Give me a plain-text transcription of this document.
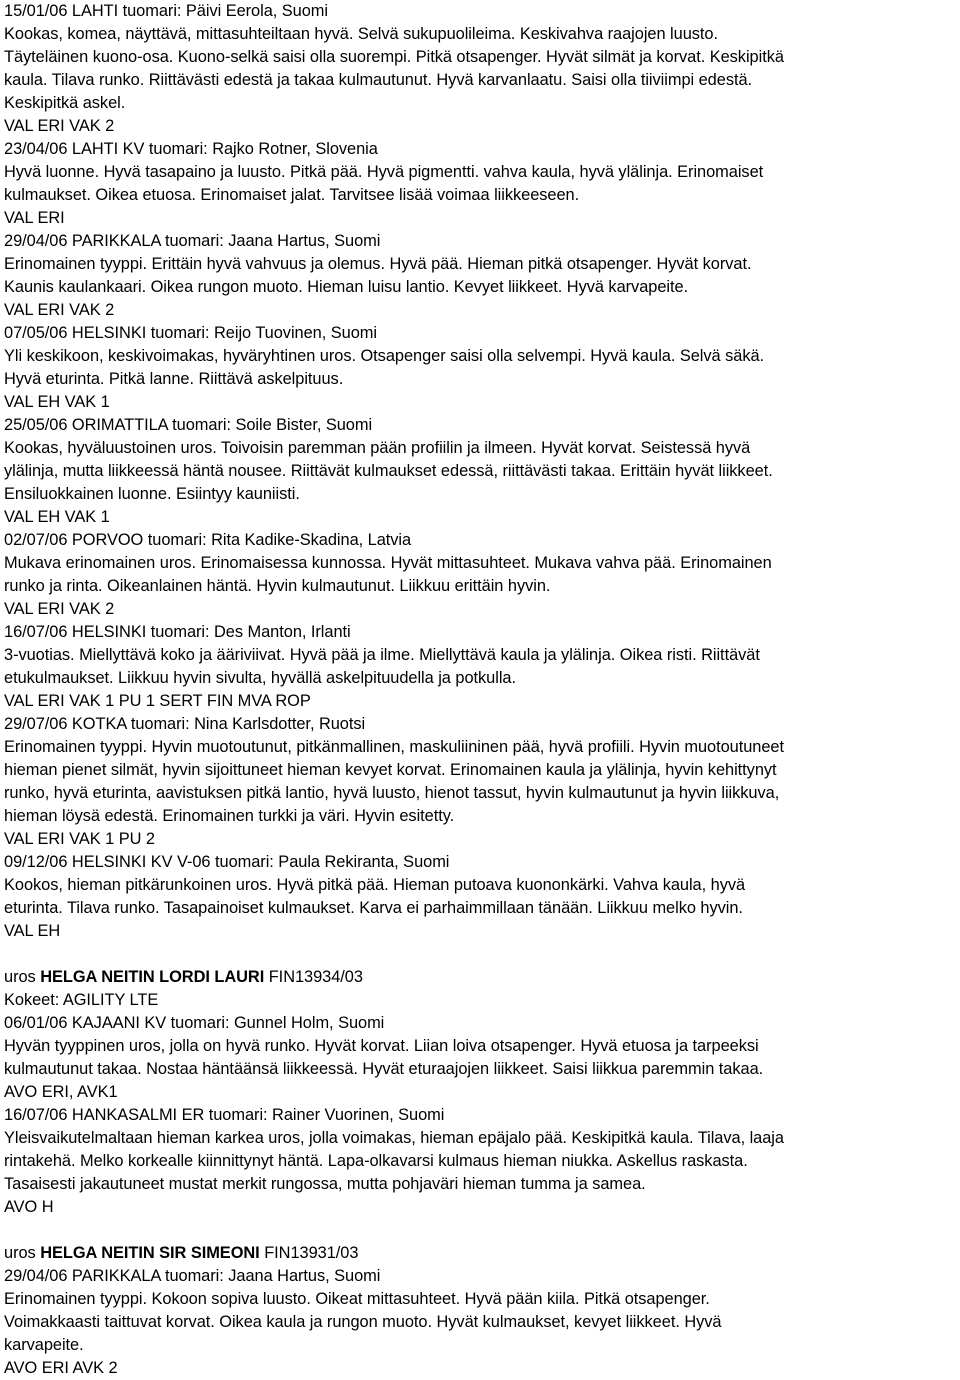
15/01/06 LAHTI tuomari: Päivi Eerola, Suomi
Kookas, komea, näyttävä, mittasuhteiltaan hyvä. Selvä sukupuolileima. Keskivahva raajojen luusto.
Täyteläinen kuono-osa. Kuono-selkä saisi olla suorempi. Pitkä otsapenger. Hyvät silmät ja korvat. Keskipitkä
kaula. Tilava runko. Riittävästi edestä ja takaa kulmautunut. Hyvä karvanlaatu. Saisi olla tiiviimpi edestä.
Keskipitkä askel.
VAL ERI VAK 2
23/04/06 LAHTI KV tuomari: Rajko Rotner, Slovenia
Hyvä luonne. Hyvä tasapaino ja luusto. Pitkä pää. Hyvä pigmentti. vahva kaula, hyvä ylälinja. Erinomaiset
kulmaukset. Oikea etuosa. Erinomaiset jalat. Tarvitsee lisää voimaa liikkeeseen.
VAL ERI
29/04/06 PARIKKALA tuomari: Jaana Hartus, Suomi
Erinomainen tyyppi. Erittäin hyvä vahvuus ja olemus. Hyvä pää. Hieman pitkä otsapenger. Hyvät korvat.
Kaunis kaulankaari. Oikea rungon muoto. Hieman luisu lantio. Kevyet liikkeet. Hyvä karvapeite.
VAL ERI VAK 2
07/05/06 HELSINKI tuomari: Reijo Tuovinen, Suomi
Yli keskikoon, keskivoimakas, hyväryhtinen uros. Otsapenger saisi olla selvempi. Hyvä kaula. Selvä säkä.
Hyvä eturinta. Pitkä lanne. Riittävä askelpituus.
VAL EH VAK 1
25/05/06 ORIMATTILA tuomari: Soile Bister, Suomi
Kookas, hyväluustoinen uros. Toivoisin paremman pään profiilin ja ilmeen. Hyvät korvat. Seistessä hyvä
ylälinja, mutta liikkeessä häntä nousee. Riittävät kulmaukset edessä, riittävästi takaa. Erittäin hyvät liikkeet.
Ensiluokkainen luonne. Esiintyy kauniisti.
VAL EH VAK 1
02/07/06 PORVOO tuomari: Rita Kadike-Skadina, Latvia
Mukava erinomainen uros. Erinomaisessa kunnossa. Hyvät mittasuhteet. Mukava vahva pää. Erinomainen
runko ja rinta. Oikeanlainen häntä. Hyvin kulmautunut. Liikkuu erittäin hyvin.
VAL ERI VAK 2
16/07/06 HELSINKI tuomari: Des Manton, Irlanti
3-vuotias. Miellyttävä koko ja ääriviivat. Hyvä pää ja ilme. Miellyttävä kaula ja ylälinja. Oikea risti. Riittävät
etukulmaukset. Liikkuu hyvin sivulta, hyvällä askelpituudella ja potkulla.
VAL ERI VAK 1 PU 1 SERT FIN MVA ROP
29/07/06 KOTKA tuomari: Nina Karlsdotter, Ruotsi
Erinomainen tyyppi. Hyvin muotoutunut, pitkänmallinen, maskuliininen pää, hyvä profiili. Hyvin muotoutuneet
hieman pienet silmät, hyvin sijoittuneet hieman kevyet korvat. Erinomainen kaula ja ylälinja, hyvin kehittynyt
runko, hyvä eturinta, aavistuksen pitkä lantio, hyvä luusto, hienot tassut, hyvin kulmautunut ja hyvin liikkuva,
hieman löysä edestä. Erinomainen turkki ja väri. Hyvin esitetty.
VAL ERI VAK 1 PU 2
09/12/06 HELSINKI KV V-06 tuomari: Paula Rekiranta, Suomi
Kookos, hieman pitkärunkoinen uros. Hyvä pitkä pää. Hieman putoava kuononkärki. Vahva kaula, hyvä
eturinta. Tilava runko. Tasapainoiset kulmaukset. Karva ei parhaimmillaan tänään. Liikkuu melko hyvin.
VAL EH
uros HELGA NEITIN LORDI LAURI FIN13934/03
Kokeet: AGILITY LTE
06/01/06 KAJAANI KV tuomari: Gunnel Holm, Suomi
Hyvän tyyppinen uros, jolla on hyvä runko. Hyvät korvat. Liian loiva otsapenger. Hyvä etuosa ja tarpeeksi
kulmautunut takaa. Nostaa häntäänsä liikkeessä. Hyvät eturaajojen liikkeet. Saisi liikkua paremmin takaa.
AVO ERI, AVK1
16/07/06 HANKASALMI ER tuomari: Rainer Vuorinen, Suomi
Yleisvaikutelmaltaan hieman karkea uros, jolla voimakas, hieman epäjalo pää. Keskipitkä kaula. Tilava, laaja
rintakehä. Melko korkealle kiinnittynyt häntä. Lapa-olkavarsi kulmaus hieman niukka. Askellus raskasta.
Tasaisesti jakautuneet mustat merkit rungossa, mutta pohjaväri hieman tumma ja samea.
AVO H
uros HELGA NEITIN SIR SIMEONI FIN13931/03
29/04/06 PARIKKALA tuomari: Jaana Hartus, Suomi
Erinomainen tyyppi. Kokoon sopiva luusto. Oikeat mittasuhteet. Hyvä pään kiila. Pitkä otsapenger.
Voimakkaasti taittuvat korvat. Oikea kaula ja rungon muoto. Hyvät kulmaukset, kevyet liikkeet. Hyvä
karvapeite.
AVO ERI AVK 2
========================
Pull every line containing "Selvä" from the material above.

Kookas, komea, näyttävä, mittasuhteiltaan hyvä. Selvä sukupuolileima. Keskivahva raajojen luusto.
Yli keskikoon, keskivoimakas, hyväryhtinen uros. Otsapenger saisi olla selvempi. Hyvä kaula. Selvä säkä.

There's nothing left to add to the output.